--- begin ---
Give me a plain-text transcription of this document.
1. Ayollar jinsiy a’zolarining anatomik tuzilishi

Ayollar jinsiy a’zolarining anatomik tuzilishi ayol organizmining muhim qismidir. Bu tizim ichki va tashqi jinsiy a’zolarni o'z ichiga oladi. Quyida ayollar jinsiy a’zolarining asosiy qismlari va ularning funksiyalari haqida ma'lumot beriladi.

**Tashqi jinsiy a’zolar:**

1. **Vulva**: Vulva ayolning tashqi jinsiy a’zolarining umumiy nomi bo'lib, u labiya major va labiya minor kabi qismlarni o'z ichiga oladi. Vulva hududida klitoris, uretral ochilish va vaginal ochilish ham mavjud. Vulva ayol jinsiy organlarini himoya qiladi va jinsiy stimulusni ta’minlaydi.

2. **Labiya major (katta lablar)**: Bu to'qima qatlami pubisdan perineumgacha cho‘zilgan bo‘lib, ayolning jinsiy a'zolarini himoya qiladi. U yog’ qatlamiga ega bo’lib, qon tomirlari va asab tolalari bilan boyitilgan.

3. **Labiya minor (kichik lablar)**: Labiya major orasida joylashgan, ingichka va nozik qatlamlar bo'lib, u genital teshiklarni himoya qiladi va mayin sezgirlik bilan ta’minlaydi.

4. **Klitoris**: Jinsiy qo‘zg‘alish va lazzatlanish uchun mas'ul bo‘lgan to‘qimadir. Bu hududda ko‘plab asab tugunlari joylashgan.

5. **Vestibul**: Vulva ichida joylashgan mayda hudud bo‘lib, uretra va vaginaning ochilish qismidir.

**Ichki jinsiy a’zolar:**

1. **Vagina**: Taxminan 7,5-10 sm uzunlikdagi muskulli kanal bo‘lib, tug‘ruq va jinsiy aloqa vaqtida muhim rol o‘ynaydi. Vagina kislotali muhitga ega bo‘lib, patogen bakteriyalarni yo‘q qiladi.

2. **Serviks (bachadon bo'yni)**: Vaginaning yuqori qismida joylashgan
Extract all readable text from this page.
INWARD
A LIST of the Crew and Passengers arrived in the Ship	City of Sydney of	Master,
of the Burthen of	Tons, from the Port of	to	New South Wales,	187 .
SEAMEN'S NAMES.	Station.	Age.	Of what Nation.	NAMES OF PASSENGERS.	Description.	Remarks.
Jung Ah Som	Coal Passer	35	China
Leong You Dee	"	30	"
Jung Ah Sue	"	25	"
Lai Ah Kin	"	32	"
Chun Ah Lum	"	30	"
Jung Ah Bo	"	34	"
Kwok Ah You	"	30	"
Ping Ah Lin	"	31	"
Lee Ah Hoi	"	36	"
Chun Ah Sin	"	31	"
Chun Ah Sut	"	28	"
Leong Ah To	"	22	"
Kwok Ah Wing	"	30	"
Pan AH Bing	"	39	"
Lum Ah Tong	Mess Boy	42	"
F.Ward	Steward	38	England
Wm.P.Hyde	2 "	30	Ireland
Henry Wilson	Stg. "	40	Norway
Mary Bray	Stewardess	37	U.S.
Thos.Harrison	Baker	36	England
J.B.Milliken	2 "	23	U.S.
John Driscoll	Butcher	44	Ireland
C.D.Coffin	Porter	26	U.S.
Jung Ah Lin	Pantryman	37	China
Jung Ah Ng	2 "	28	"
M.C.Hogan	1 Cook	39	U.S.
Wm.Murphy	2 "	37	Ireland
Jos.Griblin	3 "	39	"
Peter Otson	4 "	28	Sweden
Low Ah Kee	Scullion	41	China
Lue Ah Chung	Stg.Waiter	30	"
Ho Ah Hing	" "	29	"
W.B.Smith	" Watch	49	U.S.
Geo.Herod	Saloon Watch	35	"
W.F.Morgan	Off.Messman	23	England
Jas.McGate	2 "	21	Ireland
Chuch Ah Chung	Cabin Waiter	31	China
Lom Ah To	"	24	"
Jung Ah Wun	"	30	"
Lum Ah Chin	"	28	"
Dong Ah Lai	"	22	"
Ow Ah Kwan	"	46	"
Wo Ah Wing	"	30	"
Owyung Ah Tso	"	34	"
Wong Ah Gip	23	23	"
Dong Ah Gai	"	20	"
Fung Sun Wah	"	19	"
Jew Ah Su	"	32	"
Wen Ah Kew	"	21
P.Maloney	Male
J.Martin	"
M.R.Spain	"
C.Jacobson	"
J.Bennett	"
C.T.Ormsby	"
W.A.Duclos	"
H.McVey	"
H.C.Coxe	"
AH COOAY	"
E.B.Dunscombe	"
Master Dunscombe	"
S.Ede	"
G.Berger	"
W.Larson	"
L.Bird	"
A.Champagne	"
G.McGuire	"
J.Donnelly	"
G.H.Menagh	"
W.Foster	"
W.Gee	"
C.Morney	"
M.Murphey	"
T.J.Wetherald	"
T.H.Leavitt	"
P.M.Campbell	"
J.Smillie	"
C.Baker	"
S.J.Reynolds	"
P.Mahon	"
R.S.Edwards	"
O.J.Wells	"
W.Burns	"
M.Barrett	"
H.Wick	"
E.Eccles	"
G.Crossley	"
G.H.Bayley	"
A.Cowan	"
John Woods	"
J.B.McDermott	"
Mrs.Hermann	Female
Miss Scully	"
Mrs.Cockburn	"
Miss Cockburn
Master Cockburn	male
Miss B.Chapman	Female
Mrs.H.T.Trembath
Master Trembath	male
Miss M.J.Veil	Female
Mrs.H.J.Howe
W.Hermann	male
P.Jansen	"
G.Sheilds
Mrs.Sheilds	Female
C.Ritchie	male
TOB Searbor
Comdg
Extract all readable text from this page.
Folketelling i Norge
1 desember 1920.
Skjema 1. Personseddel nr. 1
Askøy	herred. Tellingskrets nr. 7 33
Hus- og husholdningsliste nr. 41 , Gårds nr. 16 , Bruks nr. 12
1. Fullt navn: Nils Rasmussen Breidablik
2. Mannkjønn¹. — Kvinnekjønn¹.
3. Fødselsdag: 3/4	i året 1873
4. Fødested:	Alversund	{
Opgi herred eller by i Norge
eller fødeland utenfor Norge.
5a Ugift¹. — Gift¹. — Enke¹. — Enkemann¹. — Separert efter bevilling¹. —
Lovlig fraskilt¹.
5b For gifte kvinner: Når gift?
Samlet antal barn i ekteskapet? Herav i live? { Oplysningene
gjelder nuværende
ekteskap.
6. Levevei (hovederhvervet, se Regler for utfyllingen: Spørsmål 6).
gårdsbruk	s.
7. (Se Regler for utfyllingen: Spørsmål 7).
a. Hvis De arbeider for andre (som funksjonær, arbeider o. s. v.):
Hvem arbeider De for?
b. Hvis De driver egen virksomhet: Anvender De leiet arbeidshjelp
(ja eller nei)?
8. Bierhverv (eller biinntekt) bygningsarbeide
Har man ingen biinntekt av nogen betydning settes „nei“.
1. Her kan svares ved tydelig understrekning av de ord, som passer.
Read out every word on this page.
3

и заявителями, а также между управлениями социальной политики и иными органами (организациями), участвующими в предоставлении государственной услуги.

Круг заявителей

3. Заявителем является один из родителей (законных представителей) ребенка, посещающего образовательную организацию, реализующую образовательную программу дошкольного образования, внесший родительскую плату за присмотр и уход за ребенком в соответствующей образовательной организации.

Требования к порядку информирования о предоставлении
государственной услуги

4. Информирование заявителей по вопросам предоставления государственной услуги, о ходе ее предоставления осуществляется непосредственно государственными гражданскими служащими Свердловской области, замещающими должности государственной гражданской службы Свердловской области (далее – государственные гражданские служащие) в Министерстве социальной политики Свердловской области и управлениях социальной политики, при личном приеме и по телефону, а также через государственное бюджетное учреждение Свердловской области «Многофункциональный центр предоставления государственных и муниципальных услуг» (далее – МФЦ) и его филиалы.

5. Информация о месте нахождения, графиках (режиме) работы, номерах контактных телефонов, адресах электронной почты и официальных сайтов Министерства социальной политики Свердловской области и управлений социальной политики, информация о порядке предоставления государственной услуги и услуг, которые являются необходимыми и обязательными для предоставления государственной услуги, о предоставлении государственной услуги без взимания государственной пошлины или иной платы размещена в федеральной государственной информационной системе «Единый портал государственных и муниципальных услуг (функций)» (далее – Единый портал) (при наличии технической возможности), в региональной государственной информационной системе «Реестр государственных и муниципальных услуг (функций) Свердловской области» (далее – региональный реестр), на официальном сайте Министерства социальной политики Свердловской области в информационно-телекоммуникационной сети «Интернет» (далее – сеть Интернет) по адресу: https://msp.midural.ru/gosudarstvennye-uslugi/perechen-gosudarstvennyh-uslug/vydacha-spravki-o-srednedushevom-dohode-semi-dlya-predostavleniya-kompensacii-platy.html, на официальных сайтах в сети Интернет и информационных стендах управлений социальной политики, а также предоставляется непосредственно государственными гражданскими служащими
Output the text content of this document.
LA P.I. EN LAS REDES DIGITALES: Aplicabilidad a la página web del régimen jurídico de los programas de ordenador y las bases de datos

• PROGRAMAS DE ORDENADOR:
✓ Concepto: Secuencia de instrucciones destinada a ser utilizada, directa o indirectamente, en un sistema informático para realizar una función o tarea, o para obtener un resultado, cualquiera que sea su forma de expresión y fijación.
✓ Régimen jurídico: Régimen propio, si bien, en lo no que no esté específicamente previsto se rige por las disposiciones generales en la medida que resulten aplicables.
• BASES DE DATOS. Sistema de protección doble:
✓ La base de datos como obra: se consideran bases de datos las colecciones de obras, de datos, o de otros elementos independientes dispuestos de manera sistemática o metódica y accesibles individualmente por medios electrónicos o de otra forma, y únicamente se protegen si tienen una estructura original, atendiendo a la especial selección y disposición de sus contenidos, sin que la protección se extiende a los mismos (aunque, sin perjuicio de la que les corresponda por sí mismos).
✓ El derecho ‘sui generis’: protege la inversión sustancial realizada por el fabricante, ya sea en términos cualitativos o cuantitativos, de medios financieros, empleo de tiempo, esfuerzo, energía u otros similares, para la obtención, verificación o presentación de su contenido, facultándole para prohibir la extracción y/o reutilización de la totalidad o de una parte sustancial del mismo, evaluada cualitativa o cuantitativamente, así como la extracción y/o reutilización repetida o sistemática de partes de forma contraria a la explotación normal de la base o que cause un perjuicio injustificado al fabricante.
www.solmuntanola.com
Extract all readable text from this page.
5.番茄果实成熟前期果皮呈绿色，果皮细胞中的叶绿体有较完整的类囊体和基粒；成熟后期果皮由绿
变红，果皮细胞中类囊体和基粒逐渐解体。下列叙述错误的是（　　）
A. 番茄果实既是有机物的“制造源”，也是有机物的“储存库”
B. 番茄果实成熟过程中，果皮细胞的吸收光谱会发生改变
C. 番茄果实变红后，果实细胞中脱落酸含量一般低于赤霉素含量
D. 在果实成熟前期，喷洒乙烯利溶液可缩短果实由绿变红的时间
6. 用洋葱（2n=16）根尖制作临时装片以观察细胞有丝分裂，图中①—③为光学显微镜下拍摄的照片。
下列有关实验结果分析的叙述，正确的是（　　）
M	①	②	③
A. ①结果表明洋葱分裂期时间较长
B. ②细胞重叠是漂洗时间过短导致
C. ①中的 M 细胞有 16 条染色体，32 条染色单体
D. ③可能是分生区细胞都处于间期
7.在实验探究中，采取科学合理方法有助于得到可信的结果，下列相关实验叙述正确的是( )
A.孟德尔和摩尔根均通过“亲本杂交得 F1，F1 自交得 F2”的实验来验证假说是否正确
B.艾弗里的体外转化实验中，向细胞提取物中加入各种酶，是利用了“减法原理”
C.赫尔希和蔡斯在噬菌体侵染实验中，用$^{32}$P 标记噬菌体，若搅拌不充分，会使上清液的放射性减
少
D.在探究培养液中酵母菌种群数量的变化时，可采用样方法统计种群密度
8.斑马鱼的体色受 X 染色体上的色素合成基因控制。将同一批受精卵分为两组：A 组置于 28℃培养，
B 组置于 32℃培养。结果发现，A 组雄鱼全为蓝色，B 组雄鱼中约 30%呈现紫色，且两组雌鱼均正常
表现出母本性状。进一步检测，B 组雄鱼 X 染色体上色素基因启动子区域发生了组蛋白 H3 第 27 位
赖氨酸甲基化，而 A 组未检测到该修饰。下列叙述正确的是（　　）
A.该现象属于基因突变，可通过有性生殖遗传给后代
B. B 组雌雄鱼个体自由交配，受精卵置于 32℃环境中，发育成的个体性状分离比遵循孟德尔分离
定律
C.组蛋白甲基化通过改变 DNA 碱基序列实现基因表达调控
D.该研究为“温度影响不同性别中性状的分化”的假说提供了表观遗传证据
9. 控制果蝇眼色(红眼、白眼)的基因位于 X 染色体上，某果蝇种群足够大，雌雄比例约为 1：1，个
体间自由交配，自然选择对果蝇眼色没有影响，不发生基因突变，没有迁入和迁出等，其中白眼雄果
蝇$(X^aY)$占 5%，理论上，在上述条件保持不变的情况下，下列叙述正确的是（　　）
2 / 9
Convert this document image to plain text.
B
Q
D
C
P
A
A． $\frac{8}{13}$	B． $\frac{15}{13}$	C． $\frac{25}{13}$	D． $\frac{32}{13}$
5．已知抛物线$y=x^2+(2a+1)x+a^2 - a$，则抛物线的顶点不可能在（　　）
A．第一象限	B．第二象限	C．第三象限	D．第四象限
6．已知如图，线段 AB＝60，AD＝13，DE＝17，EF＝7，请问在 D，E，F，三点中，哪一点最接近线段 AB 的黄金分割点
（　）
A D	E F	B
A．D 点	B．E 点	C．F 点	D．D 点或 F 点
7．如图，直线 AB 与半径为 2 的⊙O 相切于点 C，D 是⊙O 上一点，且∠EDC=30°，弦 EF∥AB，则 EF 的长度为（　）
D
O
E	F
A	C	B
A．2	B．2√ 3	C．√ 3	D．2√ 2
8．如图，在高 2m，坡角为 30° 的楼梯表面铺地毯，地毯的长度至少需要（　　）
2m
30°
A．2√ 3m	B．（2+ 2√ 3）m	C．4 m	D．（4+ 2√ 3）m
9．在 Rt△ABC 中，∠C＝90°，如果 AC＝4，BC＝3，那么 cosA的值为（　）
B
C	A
--- end ---
Copy out every line of the data that includes "zolarining".

# Right answer
1. Ayollar jinsiy a’zolarining anatomik tuzilishi
Ayollar jinsiy a’zolarining anatomik tuzilishi ayol organizmining muhim qismidir. Bu tizim ichki va tashqi jinsiy a’zolarni o'z ichiga oladi. Quyida ayollar jinsiy a’zolarining asosiy qismlari va ularning funksiyalari haqida ma'lumot beriladi.
1. **Vulva**: Vulva ayolning tashqi jinsiy a’zolarining umumiy nomi bo'lib, u labiya major va labiya minor kabi qismlarni o'z ichiga oladi. Vulva hududida klitoris, uretral ochilish va vaginal ochilish ham mavjud. Vulva ayol jinsiy organlarini himoya qiladi va jinsiy stimulusni ta’minlaydi.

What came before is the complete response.